# START OF Given entries

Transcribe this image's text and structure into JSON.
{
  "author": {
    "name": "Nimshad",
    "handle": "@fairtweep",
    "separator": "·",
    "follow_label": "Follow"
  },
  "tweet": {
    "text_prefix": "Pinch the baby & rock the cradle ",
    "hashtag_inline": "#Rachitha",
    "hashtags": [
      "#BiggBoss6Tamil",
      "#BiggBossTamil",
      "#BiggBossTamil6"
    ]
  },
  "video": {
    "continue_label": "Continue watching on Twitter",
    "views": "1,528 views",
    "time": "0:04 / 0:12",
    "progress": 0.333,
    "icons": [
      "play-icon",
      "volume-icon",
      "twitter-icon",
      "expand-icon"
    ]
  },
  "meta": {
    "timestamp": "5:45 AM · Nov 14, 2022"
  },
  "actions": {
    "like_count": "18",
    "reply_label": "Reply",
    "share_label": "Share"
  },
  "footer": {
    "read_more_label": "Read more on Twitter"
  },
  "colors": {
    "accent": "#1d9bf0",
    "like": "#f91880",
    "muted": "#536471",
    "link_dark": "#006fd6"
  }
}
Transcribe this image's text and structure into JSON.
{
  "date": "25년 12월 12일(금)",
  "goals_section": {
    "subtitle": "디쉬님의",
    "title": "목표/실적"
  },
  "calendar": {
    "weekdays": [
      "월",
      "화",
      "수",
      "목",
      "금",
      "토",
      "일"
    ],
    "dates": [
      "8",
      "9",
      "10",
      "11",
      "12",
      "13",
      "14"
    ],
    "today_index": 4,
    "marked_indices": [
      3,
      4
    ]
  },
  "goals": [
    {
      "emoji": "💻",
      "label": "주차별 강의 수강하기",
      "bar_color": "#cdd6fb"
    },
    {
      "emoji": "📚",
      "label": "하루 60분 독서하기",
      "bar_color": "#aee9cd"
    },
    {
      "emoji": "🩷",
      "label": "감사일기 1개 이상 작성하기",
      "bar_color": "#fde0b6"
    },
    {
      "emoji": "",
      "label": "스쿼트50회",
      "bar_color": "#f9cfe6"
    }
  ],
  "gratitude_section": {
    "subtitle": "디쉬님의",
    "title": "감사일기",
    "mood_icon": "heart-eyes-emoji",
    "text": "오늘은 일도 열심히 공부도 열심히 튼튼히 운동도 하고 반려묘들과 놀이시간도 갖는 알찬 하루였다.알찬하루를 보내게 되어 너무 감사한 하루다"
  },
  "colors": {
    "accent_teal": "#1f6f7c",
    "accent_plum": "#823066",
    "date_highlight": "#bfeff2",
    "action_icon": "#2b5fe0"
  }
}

# END OF Given entries
# START OF Given entries

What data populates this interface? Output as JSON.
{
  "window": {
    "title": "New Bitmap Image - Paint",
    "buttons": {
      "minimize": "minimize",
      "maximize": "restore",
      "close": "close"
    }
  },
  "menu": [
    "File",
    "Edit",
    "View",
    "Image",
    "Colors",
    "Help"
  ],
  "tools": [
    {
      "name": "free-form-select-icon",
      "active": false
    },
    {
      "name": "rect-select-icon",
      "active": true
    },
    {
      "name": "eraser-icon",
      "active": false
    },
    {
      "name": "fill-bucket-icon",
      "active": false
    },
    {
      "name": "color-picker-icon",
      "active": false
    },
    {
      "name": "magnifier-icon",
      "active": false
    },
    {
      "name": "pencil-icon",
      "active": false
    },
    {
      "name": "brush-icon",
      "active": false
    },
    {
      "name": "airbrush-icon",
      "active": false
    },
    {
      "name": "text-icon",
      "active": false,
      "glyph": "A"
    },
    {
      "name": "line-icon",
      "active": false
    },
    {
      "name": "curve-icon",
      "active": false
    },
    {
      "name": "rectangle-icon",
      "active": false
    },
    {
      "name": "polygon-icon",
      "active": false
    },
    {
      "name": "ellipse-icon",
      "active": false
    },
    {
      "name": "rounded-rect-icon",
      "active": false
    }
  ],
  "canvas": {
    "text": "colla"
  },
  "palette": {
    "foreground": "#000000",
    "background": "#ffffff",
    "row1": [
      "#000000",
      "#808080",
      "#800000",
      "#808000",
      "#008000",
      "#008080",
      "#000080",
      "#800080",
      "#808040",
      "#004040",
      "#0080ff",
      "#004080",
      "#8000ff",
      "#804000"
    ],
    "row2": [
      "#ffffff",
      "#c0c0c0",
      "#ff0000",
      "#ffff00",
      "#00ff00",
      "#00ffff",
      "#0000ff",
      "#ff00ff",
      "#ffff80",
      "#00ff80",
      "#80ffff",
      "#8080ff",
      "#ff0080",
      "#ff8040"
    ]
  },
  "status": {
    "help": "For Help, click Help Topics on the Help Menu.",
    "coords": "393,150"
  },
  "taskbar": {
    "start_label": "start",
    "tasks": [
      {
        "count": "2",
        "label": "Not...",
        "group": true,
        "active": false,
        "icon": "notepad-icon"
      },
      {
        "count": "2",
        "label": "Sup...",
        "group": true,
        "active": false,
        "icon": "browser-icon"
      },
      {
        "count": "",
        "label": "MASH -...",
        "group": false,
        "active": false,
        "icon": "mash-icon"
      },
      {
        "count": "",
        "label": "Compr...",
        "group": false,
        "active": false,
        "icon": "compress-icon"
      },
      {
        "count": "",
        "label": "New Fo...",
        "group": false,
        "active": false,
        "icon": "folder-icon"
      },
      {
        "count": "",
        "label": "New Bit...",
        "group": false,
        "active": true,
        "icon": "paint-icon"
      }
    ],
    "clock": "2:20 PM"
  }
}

# END OF Given entries
# START OF Given entries

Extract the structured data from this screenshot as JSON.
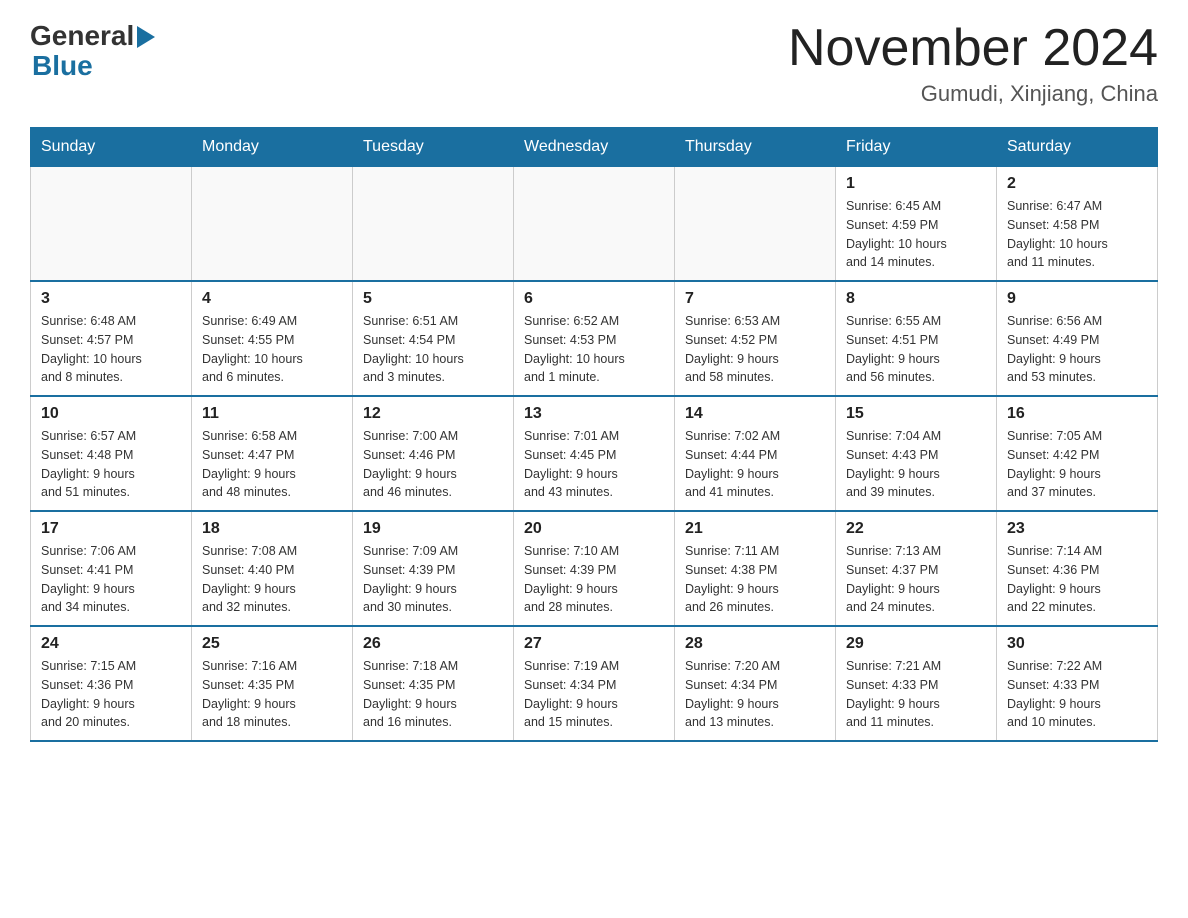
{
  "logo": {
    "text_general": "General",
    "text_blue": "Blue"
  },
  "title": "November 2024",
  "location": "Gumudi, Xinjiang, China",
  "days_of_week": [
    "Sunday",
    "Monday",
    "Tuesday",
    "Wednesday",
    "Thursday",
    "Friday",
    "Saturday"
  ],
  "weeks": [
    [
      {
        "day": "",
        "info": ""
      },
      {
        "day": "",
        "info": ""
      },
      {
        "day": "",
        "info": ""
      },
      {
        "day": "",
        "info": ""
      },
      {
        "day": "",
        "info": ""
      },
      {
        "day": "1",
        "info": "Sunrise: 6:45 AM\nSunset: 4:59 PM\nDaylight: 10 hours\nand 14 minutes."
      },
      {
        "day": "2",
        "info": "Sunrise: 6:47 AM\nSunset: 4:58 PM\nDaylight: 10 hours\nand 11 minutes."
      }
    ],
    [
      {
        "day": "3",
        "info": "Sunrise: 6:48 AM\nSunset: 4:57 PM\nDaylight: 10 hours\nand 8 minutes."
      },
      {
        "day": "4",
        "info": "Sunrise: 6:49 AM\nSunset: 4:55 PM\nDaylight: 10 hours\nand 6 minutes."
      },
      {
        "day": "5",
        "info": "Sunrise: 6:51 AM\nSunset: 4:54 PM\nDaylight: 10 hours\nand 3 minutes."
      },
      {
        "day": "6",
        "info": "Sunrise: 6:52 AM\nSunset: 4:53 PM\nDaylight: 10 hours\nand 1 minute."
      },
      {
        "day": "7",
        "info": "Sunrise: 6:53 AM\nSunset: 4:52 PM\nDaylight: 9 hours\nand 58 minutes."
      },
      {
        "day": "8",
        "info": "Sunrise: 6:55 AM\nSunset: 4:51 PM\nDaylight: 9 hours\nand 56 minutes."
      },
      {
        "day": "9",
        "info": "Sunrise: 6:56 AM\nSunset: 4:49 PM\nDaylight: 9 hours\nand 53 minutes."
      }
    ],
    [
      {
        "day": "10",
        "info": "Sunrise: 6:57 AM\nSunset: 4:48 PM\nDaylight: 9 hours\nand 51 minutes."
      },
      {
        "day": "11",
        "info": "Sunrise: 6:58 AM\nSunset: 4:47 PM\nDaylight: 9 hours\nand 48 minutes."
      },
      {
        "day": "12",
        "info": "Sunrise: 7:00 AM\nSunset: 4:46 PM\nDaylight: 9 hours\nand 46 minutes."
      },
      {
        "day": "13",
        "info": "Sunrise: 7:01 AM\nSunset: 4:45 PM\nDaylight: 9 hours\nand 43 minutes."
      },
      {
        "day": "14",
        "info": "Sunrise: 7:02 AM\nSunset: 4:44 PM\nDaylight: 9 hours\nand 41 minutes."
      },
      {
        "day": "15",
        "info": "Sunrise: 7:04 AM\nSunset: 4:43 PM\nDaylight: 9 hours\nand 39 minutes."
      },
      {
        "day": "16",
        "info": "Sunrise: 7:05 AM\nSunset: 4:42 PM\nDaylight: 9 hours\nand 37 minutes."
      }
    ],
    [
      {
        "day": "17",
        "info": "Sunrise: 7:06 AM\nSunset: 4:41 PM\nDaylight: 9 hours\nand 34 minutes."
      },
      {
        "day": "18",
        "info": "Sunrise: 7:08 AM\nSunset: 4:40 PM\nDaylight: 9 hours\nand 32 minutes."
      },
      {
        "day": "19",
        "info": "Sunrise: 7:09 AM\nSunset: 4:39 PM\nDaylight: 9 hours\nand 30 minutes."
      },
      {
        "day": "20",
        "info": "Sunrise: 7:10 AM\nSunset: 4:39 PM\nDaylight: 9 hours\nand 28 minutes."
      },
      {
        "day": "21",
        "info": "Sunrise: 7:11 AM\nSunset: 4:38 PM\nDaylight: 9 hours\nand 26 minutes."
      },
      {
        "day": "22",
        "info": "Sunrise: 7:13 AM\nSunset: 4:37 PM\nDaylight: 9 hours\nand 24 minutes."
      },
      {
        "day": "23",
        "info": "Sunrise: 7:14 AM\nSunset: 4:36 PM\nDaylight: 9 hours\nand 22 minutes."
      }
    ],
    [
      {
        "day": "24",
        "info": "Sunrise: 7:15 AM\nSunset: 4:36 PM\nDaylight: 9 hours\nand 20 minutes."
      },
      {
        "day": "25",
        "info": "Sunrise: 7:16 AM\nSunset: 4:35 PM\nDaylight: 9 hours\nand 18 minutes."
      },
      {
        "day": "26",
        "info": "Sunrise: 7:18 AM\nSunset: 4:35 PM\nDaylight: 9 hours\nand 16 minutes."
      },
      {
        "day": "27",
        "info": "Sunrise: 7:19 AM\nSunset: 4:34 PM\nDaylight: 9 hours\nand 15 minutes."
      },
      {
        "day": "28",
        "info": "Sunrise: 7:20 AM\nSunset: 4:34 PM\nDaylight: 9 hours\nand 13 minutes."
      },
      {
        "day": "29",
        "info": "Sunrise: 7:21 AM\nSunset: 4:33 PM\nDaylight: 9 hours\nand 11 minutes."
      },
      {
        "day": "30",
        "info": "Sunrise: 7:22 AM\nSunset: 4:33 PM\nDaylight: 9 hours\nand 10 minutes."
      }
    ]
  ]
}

# END OF Given entries

Your objective – Count every line in the data where the string "JSON" occurs. Give nothing except the number.

Written answer – 4